(Description of the task):
Select every line below containing the word "ylabel".

(Material provided):
---*---

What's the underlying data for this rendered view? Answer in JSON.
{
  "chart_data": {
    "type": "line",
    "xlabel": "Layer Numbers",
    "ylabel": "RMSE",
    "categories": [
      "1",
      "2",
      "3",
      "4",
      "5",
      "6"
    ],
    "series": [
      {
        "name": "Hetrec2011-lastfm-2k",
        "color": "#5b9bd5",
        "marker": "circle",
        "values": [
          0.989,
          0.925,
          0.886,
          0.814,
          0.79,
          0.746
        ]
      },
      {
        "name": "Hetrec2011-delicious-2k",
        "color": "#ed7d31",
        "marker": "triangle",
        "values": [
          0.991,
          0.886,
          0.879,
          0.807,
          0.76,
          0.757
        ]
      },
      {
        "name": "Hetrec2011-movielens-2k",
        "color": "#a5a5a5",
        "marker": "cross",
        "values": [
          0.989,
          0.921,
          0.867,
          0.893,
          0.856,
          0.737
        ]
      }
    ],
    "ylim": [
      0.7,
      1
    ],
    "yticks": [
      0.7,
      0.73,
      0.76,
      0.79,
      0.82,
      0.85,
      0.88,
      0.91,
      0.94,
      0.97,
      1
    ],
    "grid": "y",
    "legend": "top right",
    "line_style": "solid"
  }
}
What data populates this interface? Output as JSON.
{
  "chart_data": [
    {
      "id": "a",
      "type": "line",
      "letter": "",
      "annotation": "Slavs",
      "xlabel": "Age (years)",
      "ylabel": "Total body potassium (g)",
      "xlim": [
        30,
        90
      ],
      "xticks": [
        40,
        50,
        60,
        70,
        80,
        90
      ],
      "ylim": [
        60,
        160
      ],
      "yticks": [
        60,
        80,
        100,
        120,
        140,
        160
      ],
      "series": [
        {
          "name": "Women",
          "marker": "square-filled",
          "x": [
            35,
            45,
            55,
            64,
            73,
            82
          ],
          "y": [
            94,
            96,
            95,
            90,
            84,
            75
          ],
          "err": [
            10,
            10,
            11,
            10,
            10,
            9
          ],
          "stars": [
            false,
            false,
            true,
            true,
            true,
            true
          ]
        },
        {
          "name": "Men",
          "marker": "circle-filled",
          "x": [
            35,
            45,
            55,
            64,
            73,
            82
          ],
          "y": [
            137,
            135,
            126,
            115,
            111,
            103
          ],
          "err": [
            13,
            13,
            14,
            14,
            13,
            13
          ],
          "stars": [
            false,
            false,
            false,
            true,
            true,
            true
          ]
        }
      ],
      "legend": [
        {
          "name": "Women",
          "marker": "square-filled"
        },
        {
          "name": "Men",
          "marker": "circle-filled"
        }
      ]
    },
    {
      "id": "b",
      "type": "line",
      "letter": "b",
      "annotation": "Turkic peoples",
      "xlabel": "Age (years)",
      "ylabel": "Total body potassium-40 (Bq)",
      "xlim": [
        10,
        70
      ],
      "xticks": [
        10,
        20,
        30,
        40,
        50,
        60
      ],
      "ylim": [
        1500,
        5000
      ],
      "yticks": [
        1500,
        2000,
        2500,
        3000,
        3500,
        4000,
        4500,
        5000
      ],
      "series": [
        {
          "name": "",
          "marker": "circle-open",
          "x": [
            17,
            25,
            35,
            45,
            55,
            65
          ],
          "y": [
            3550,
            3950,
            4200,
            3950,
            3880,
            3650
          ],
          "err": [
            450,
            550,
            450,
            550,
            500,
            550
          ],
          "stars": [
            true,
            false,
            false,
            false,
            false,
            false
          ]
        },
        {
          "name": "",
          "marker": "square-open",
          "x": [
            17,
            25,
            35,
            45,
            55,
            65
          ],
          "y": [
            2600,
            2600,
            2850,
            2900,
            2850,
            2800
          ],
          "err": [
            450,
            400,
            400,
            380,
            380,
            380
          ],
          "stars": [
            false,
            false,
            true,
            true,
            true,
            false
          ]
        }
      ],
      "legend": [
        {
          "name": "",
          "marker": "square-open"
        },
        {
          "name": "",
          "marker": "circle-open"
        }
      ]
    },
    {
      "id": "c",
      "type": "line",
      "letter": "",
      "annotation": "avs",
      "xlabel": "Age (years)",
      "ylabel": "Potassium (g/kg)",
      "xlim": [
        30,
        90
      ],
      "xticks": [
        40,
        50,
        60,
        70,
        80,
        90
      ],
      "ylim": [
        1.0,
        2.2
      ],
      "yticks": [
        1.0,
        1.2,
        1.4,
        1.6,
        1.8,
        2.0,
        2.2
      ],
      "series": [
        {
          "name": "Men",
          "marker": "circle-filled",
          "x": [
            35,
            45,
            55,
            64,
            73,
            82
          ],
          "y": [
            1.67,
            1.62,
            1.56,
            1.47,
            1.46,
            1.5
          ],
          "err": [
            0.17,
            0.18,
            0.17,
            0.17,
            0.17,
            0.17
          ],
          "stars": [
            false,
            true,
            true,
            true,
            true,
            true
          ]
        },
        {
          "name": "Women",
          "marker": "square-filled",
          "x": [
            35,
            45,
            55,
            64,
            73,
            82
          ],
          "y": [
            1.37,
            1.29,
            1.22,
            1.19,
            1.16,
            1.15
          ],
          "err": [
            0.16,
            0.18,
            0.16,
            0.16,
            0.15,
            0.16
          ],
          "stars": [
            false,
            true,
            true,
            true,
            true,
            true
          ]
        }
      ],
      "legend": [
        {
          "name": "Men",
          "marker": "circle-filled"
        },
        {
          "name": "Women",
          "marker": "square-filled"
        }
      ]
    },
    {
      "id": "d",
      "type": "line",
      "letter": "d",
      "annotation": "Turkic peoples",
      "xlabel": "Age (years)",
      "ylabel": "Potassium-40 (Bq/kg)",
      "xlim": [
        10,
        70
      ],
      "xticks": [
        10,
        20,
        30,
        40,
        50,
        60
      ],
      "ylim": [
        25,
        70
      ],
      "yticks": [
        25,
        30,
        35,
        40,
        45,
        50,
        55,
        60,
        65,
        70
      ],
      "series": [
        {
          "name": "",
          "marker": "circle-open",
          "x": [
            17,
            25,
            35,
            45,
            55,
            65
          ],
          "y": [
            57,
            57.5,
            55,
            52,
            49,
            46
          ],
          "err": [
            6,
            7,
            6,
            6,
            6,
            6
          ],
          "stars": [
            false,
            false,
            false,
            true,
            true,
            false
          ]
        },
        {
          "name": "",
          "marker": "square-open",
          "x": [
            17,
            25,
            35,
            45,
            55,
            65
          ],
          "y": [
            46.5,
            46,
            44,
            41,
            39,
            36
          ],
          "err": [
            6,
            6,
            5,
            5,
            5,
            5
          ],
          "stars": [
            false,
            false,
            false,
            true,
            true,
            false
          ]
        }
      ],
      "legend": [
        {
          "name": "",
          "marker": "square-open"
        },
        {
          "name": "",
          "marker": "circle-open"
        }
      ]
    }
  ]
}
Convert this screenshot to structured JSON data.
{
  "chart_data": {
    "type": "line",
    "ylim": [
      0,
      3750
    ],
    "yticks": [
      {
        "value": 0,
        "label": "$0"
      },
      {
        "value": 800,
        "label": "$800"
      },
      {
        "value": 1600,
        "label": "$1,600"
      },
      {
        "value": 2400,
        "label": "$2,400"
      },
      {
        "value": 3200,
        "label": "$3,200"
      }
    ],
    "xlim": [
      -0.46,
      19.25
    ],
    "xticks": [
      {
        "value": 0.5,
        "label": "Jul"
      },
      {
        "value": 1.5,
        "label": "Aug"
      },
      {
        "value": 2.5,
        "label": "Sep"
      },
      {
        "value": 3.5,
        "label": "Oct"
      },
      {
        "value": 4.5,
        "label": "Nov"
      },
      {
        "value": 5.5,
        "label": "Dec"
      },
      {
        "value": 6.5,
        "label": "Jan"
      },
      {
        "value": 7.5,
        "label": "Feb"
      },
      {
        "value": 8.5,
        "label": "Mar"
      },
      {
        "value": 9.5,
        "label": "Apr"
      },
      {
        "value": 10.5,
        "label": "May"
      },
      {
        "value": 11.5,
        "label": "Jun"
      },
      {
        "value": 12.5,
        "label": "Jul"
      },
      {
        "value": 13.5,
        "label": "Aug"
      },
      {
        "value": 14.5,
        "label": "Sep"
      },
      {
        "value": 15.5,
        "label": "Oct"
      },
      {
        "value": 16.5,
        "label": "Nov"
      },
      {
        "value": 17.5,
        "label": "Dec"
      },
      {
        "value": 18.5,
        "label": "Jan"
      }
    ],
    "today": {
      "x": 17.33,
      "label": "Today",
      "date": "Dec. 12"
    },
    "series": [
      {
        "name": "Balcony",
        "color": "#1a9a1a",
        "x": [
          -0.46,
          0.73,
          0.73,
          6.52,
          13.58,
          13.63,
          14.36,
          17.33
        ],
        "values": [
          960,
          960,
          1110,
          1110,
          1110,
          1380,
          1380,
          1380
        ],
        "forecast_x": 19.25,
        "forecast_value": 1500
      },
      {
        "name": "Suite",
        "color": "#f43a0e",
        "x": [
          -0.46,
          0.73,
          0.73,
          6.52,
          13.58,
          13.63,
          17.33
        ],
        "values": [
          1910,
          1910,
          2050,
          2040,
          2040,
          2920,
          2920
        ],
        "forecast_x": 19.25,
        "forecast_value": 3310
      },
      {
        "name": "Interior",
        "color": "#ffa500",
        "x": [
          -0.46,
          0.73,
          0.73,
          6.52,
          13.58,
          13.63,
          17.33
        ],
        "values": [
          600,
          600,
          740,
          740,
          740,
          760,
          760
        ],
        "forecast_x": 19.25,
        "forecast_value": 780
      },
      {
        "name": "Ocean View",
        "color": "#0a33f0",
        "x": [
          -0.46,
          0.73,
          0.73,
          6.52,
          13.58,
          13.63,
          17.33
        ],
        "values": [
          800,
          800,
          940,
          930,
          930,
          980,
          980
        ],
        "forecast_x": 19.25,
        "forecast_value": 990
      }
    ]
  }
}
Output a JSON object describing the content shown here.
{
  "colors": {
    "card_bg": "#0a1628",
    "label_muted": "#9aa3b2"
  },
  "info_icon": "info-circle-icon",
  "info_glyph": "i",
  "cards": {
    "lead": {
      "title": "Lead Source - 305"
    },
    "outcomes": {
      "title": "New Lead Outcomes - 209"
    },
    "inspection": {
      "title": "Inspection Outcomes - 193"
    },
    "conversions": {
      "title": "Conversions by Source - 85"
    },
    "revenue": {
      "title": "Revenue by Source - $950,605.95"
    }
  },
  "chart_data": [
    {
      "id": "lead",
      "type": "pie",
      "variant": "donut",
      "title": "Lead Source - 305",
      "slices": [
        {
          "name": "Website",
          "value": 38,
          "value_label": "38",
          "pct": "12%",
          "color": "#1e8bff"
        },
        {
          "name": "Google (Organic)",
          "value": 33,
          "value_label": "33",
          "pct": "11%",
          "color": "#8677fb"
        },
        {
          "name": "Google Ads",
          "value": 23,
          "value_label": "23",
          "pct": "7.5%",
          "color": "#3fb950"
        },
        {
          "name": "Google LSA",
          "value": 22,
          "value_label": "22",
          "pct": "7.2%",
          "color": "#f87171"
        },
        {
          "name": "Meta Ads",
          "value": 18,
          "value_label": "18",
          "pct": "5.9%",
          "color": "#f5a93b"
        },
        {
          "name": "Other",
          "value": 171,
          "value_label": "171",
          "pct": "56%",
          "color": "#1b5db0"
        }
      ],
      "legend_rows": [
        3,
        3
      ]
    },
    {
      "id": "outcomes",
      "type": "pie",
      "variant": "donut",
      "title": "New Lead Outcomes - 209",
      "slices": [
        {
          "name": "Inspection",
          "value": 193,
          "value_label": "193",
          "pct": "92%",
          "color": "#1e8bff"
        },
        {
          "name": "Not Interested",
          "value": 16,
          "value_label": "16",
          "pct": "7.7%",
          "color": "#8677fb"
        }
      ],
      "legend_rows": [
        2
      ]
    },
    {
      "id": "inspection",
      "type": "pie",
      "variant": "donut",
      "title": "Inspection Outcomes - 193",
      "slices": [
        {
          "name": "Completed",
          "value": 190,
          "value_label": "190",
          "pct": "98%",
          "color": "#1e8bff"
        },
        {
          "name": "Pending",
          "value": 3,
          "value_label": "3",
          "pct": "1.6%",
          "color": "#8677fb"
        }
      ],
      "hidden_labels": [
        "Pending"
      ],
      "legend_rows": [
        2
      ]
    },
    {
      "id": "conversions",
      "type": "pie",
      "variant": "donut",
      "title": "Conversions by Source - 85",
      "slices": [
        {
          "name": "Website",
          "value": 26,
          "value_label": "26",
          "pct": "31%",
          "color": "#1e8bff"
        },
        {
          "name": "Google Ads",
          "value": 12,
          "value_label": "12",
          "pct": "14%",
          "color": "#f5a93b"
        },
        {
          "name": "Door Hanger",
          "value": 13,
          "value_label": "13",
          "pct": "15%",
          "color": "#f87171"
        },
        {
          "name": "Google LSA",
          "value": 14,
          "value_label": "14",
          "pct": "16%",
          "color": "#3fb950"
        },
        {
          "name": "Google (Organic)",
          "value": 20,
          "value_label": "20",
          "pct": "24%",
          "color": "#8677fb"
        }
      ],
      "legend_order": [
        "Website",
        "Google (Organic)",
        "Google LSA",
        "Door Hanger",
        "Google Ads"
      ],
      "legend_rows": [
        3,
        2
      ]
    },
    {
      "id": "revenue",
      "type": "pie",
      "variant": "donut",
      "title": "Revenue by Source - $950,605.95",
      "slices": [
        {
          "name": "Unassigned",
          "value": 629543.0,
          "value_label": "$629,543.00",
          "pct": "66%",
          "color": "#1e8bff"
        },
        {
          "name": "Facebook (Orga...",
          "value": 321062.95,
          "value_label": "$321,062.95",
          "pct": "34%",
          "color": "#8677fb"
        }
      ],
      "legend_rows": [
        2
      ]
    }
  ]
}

---*---

(Complete answer):
    "ylabel": "RMSE",
      "ylabel": "Total body potassium (g)",
      "ylabel": "Total body potassium-40 (Bq)",
      "ylabel": "Potassium (g/kg)",
      "ylabel": "Potassium-40 (Bq/kg)",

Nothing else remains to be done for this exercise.